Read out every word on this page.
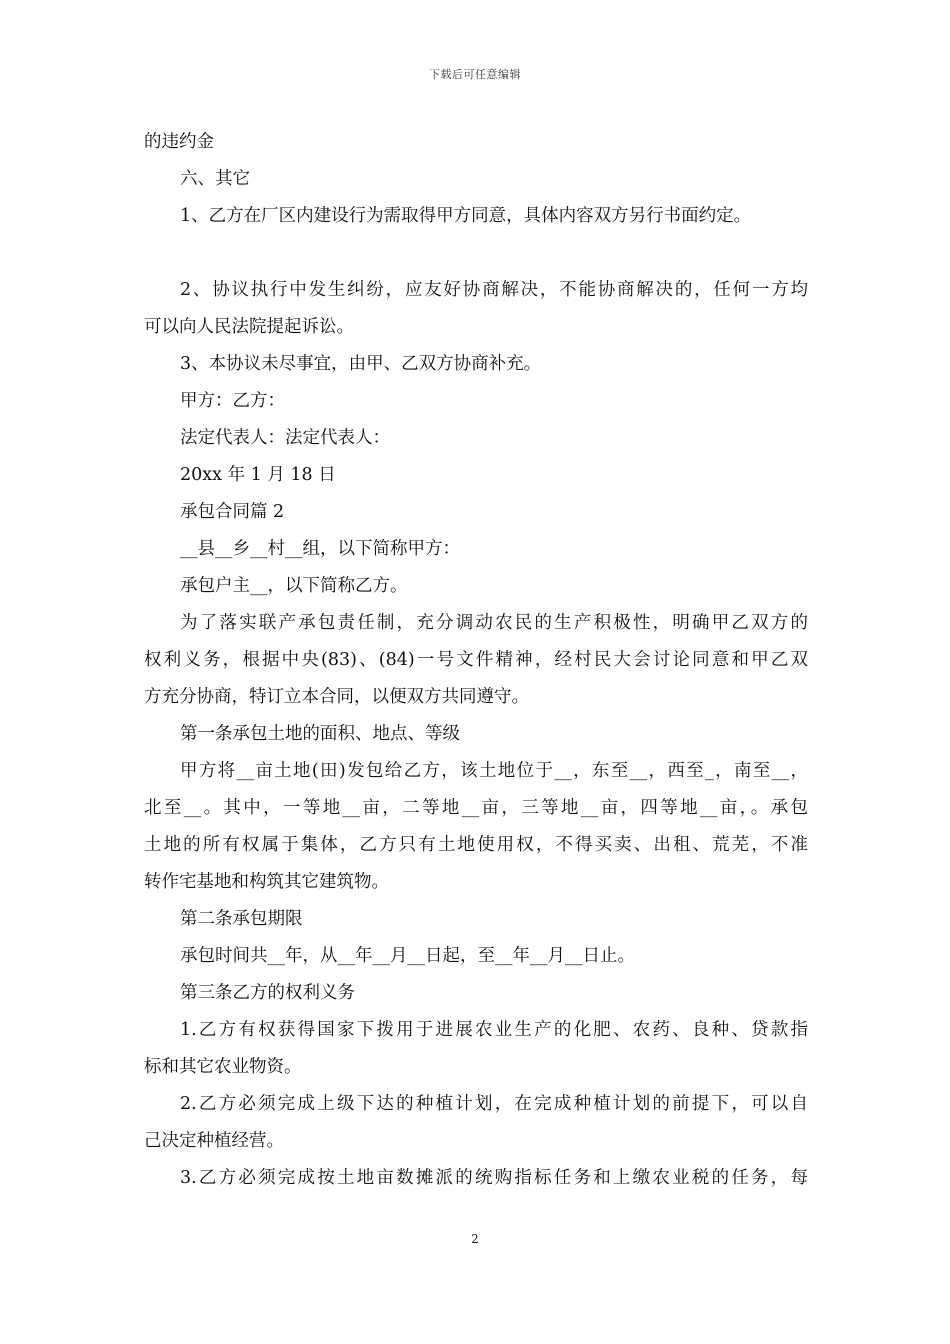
下载后可任意编辑
的违约金
六、其它
1、乙方在厂区内建设行为需取得甲方同意，具体内容双方另行书面约定。
2、协议执行中发生纠纷，应友好协商解决，不能协商解决的，任何一方均
可以向人民法院提起诉讼。
3、本协议未尽事宜，由甲、乙双方协商补充。
甲方：乙方：
法定代表人：法定代表人：
20xx 年 1 月 18 日
承包合同篇 2
__县__乡__村__组，以下简称甲方：
承包户主__，以下简称乙方。
为了落实联产承包责任制，充分调动农民的生产积极性，明确甲乙双方的
权利义务，根据中央(83)、(84)一号文件精神，经村民大会讨论同意和甲乙双
方充分协商，特订立本合同，以便双方共同遵守。
第一条承包土地的面积、地点、等级
甲方将__亩土地(田)发包给乙方，该土地位于__，东至__，西至_，南至__，
北至__。其中，一等地__亩，二等地__亩，三等地__亩，四等地__亩，。承包
土地的所有权属于集体，乙方只有土地使用权，不得买卖、出租、荒芜，不准
转作宅基地和构筑其它建筑物。
第二条承包期限
承包时间共__年，从__年__月__日起，至__年__月__日止。
第三条乙方的权利义务
1.乙方有权获得国家下拨用于进展农业生产的化肥、农药、良种、贷款指
标和其它农业物资。
2.乙方必须完成上级下达的种植计划，在完成种植计划的前提下，可以自
己决定种植经营。
3.乙方必须完成按土地亩数摊派的统购指标任务和上缴农业税的任务，每
2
++++++++
▶ **Instructions for the task**
Exclude the images and reproduce the remaining data exactly.

▶ **Task output**
Read out every word on this page.
下载后可任意编辑
的违约金
六、其它
1、乙方在厂区内建设行为需取得甲方同意，具体内容双方另行书面约定。
2、协议执行中发生纠纷，应友好协商解决，不能协商解决的，任何一方均
可以向人民法院提起诉讼。
3、本协议未尽事宜，由甲、乙双方协商补充。
甲方：乙方：
法定代表人：法定代表人：
20xx 年 1 月 18 日
承包合同篇 2
__县__乡__村__组，以下简称甲方：
承包户主__，以下简称乙方。
为了落实联产承包责任制，充分调动农民的生产积极性，明确甲乙双方的
权利义务，根据中央(83)、(84)一号文件精神，经村民大会讨论同意和甲乙双
方充分协商，特订立本合同，以便双方共同遵守。
第一条承包土地的面积、地点、等级
甲方将__亩土地(田)发包给乙方，该土地位于__，东至__，西至_，南至__，
北至__。其中，一等地__亩，二等地__亩，三等地__亩，四等地__亩，。承包
土地的所有权属于集体，乙方只有土地使用权，不得买卖、出租、荒芜，不准
转作宅基地和构筑其它建筑物。
第二条承包期限
承包时间共__年，从__年__月__日起，至__年__月__日止。
第三条乙方的权利义务
1.乙方有权获得国家下拨用于进展农业生产的化肥、农药、良种、贷款指
标和其它农业物资。
2.乙方必须完成上级下达的种植计划，在完成种植计划的前提下，可以自
己决定种植经营。
3.乙方必须完成按土地亩数摊派的统购指标任务和上缴农业税的任务，每
2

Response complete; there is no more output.